===== TEXT SECTION

The river which enters the Zambezi from the upper left side of the picture is the Chobe River. The tongue of land between the two is part of Namibia.

The large chunk of land occupying the lower left quarter of the picture is split between Botswana, to the left, and Zimbabwe. The border runs roughly along a track that you can faintly see, running from the right-angle feature you can see in the yellowish scrub at left, then heading in a roughly 2-o’clock direction to meet the Zambezi just opposite the small inlet in the far bank.

So you can see that the border between Namibia and Botswana runs along the main channel of the Chobe river, which is the near side of the small island in its mouth. That meets up with the border running along the main channel of the Zambezi, at a point roughly in the horizontal centre of the photo. The alignment of the border coming in from the bottom left, across the land, seems to just miss intersecting it.

The Google Maps view is here. You can see that the first photo is taken looking roughly NW.

It’s a shame that the borders on Google Maps (choose Hybrid view) are so inaccurate for this part of the world, so they don’t help matters really.

Yes, I am a map freak. Why do you ask?

Interesting alternative issue. I was hoping to find more than four entities of the same type and not overlapping entities that refer to the same pieces of land. I suppose the issue of how many different political entities apply to a specific piece of ground would also be a fun exercise. A bare minimum of city (or town), county, state and country just for starters.

Not quite the land boundary question we’re addressing, but I’m wondering if any of the internationally-recognized seabed claims in the North Sea produce a quadripoint or higher?

The claims in Antarctica are in abeyance due to the Antarctic Treaty. Unfortunate: it would be interesting to have land boundaries, even one point, between New Zealand, Australia, Argentina, Chile, the U.K., and Norway. :slight_smile:

Simpsons did it. :smiley:

I thought this was going to have something to do with the Four Color Map Theorem – that you never need more than 4 crayons to color a map (so no 2 countries touch with the same color). But I was wrong.

==========

* **EXERCISE INSTRUCTIONS**:
a - Quote the border discussion from "Yes, I am a" up to and including "quadripoint or higher?".
b - In the border discussion, which country does the tongue of land between the Chobe River and the Zambezi belong to?
The records are separate material with no connection to the border discussion.

===== DATASET EXTRACT

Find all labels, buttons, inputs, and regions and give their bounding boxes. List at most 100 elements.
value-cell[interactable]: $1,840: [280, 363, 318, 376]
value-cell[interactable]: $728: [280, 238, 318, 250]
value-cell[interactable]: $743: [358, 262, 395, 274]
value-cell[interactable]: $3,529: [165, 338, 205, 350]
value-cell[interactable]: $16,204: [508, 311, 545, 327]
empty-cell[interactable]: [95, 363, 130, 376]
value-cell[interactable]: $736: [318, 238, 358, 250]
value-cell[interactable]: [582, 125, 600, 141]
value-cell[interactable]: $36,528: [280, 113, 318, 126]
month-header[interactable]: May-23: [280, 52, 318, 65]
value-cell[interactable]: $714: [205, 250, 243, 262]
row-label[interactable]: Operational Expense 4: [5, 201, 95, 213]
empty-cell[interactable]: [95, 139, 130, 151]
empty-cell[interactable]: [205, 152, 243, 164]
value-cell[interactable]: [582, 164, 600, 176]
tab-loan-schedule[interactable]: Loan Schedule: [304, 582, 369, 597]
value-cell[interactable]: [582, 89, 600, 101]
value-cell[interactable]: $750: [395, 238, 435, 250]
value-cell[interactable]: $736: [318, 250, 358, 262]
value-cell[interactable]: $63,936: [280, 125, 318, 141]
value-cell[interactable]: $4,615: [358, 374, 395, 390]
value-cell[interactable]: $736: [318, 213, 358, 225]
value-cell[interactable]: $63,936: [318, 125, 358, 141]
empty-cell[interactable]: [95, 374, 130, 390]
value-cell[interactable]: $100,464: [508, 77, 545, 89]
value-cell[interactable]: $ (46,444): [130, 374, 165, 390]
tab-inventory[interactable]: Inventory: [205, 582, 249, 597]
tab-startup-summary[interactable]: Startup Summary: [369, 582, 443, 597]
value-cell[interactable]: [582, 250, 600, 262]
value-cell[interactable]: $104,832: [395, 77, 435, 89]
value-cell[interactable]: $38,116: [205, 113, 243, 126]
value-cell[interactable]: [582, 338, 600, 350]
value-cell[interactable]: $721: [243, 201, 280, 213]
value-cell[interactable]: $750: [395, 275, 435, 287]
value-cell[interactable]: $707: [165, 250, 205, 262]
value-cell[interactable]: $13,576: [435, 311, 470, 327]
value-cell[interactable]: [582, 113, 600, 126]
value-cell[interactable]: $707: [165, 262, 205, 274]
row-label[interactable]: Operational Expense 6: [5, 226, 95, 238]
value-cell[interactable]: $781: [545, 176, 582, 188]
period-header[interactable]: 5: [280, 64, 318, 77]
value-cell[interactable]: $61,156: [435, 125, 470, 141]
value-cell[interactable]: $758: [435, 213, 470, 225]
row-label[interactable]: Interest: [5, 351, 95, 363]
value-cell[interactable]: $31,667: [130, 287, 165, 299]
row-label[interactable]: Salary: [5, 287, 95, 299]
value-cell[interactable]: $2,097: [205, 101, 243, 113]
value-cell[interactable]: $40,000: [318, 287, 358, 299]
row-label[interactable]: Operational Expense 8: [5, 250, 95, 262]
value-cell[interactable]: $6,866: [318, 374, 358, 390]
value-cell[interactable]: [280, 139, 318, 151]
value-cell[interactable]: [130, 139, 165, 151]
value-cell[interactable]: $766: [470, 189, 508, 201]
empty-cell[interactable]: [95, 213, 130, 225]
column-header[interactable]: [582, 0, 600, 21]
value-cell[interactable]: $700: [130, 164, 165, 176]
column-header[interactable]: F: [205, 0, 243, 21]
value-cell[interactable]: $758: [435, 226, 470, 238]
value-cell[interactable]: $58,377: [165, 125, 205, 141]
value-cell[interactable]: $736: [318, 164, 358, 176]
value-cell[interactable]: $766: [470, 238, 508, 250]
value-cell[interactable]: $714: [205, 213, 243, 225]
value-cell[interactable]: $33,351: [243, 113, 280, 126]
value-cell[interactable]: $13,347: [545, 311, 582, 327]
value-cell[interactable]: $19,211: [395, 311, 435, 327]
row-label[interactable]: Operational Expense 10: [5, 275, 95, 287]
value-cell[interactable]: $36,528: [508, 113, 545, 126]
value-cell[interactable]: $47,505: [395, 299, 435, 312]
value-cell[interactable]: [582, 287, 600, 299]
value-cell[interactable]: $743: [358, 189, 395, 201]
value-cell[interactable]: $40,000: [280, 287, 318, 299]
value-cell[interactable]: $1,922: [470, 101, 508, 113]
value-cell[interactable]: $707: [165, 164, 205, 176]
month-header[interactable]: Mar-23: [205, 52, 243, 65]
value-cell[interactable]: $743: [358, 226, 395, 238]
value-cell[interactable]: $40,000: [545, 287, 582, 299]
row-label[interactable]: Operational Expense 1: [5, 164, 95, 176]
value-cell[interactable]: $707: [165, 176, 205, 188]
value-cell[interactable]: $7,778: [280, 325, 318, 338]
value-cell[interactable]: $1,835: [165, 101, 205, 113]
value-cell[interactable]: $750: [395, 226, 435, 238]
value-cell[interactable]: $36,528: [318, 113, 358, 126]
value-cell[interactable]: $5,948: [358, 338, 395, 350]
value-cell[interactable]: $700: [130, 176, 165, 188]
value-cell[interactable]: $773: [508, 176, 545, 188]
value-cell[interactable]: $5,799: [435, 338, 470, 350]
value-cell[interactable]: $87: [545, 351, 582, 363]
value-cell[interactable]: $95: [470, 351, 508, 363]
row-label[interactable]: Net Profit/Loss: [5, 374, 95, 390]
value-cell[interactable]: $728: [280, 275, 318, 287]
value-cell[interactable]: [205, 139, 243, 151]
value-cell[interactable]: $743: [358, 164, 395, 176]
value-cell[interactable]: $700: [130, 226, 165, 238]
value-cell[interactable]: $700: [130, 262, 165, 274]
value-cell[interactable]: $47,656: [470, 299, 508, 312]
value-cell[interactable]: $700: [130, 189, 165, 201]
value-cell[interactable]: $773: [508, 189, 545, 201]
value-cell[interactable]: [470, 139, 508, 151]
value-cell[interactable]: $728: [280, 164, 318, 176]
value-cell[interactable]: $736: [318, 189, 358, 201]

==========

* **RESPONSES TO THE EXERCISE**:
a -
Yes, I am a map freak. Why do you ask?

Interesting alternative issue. I was hoping to find more than four entities of the same type and not overlapping entities that refer to the same pieces of land. I suppose the issue of how many different political entities apply to a specific piece of ground would also be a fun exercise. A bare minimum of city (or town), county, state and country just for starters.

Not quite the land boundary question we’re addressing, but I’m wondering if any of the internationally-recognized seabed claims in the North Sea produce a quadripoint or higher?

b - Namibia